The task
Lines containing "source" are to be counted. Report the count alone.

Dataset records
— START —

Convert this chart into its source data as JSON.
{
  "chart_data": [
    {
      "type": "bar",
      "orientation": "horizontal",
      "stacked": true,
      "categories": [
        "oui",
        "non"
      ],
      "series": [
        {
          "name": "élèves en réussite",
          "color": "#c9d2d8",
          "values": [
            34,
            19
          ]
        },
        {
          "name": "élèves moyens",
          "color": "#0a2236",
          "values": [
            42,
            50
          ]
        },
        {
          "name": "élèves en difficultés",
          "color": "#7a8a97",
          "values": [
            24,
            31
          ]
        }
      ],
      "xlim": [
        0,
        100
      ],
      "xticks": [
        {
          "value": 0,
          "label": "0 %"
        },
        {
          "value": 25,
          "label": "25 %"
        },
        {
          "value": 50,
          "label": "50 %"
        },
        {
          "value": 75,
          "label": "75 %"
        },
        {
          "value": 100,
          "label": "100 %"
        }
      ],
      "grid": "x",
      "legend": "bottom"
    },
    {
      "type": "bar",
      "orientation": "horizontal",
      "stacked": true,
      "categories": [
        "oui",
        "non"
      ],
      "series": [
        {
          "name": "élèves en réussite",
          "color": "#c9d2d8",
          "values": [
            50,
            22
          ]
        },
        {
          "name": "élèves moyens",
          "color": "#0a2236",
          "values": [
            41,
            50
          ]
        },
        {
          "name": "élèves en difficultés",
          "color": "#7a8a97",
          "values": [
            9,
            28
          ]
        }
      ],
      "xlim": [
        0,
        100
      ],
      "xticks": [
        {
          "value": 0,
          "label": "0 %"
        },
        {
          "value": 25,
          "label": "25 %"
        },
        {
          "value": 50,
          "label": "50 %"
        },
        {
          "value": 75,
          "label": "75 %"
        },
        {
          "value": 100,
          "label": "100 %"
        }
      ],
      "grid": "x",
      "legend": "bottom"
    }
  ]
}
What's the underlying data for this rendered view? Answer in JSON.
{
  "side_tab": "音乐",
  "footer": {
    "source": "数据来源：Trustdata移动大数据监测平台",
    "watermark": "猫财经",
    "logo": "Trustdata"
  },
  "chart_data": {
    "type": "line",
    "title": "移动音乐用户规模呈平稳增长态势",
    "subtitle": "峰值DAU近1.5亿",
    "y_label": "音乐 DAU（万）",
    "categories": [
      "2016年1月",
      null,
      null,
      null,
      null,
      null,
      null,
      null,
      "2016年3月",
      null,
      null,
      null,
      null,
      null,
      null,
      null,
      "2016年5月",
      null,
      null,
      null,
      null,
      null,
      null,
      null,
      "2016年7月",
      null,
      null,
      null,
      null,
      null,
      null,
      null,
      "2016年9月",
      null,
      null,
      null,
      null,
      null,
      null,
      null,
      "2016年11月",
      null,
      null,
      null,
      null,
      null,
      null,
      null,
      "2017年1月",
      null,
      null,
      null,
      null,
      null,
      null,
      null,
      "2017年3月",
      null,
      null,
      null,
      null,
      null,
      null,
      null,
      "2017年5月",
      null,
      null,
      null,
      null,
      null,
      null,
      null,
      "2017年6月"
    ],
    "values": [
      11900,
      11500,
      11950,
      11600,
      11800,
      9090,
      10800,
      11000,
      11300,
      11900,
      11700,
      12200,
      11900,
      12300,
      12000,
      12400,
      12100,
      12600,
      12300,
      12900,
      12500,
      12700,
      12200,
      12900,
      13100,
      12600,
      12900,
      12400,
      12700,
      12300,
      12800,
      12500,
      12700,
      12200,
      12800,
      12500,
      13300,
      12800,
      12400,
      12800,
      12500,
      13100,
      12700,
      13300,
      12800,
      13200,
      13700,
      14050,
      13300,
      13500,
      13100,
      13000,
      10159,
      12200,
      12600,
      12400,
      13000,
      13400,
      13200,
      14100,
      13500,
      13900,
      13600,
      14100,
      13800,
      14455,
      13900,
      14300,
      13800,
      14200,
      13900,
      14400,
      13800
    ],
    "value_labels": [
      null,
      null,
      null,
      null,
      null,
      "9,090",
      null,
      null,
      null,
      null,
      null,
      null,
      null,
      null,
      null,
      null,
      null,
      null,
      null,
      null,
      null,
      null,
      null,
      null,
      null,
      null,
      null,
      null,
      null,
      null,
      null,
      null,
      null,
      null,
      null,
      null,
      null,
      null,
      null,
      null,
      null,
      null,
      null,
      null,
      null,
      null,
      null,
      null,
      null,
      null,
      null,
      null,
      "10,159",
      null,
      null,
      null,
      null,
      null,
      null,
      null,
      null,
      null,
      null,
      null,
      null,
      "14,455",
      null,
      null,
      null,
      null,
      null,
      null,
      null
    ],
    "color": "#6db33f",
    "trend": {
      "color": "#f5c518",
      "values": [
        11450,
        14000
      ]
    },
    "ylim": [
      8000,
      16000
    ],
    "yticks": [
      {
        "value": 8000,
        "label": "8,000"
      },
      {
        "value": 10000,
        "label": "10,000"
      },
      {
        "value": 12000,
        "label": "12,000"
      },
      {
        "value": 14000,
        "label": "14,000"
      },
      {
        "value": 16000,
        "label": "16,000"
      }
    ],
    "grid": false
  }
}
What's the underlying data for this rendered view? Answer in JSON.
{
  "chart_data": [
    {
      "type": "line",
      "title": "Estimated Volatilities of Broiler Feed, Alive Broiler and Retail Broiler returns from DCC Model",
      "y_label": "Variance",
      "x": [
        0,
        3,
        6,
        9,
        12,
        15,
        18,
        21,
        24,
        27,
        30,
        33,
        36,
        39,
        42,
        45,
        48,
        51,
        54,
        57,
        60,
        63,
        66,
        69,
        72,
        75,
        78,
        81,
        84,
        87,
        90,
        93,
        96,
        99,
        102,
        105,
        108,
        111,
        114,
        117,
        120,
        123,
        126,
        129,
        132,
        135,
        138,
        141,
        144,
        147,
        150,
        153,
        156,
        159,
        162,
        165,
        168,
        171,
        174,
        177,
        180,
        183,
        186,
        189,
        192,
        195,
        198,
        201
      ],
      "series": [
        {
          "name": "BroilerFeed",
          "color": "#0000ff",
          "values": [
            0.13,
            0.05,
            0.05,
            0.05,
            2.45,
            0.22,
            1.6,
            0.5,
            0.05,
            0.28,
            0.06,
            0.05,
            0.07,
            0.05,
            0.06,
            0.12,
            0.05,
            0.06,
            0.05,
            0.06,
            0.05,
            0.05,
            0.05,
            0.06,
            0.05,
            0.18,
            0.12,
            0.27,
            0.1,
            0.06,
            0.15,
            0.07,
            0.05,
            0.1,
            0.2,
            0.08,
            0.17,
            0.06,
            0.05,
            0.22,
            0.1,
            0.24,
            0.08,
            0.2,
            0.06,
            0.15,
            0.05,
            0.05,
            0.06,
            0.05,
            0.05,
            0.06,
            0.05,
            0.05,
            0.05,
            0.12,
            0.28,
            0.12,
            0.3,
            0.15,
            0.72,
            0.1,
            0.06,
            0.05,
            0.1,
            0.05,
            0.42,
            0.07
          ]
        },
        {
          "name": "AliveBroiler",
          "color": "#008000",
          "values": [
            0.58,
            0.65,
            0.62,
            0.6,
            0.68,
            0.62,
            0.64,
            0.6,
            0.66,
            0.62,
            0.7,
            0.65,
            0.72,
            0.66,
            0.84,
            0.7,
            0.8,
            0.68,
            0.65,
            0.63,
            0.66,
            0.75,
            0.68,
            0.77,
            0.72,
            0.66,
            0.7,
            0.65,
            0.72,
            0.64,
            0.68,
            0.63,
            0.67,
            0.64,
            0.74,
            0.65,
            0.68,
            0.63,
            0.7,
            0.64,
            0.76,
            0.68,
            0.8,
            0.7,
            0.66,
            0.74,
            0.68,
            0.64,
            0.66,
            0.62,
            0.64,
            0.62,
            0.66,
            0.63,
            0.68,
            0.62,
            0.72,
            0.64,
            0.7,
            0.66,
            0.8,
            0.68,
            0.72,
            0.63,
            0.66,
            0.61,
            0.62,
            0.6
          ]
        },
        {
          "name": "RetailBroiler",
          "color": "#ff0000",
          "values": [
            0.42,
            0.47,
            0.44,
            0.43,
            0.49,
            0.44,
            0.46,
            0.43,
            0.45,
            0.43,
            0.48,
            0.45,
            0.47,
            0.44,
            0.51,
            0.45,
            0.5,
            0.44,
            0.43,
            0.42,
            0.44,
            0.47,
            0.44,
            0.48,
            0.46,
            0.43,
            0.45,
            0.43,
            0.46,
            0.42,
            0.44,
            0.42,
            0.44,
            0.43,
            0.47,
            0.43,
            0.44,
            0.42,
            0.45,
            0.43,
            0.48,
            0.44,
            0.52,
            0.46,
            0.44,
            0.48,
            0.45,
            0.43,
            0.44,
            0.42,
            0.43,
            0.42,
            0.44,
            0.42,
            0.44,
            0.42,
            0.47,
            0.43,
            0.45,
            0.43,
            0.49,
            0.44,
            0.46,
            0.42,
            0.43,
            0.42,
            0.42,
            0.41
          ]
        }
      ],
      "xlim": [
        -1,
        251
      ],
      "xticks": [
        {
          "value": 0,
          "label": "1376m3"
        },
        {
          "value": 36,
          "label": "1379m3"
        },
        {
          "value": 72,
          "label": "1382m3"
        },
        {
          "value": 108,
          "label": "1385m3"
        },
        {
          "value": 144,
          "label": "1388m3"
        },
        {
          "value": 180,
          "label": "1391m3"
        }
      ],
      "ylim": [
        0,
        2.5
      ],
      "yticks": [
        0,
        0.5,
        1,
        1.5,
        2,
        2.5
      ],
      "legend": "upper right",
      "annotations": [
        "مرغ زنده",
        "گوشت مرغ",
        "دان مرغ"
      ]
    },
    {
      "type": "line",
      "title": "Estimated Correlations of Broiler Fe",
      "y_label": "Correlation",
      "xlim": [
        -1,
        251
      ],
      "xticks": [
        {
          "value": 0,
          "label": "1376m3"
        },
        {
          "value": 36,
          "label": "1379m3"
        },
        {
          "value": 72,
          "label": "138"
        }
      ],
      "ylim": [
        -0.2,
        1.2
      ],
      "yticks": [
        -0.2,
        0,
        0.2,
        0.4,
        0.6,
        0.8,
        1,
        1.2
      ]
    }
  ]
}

— END —

Result of this task
2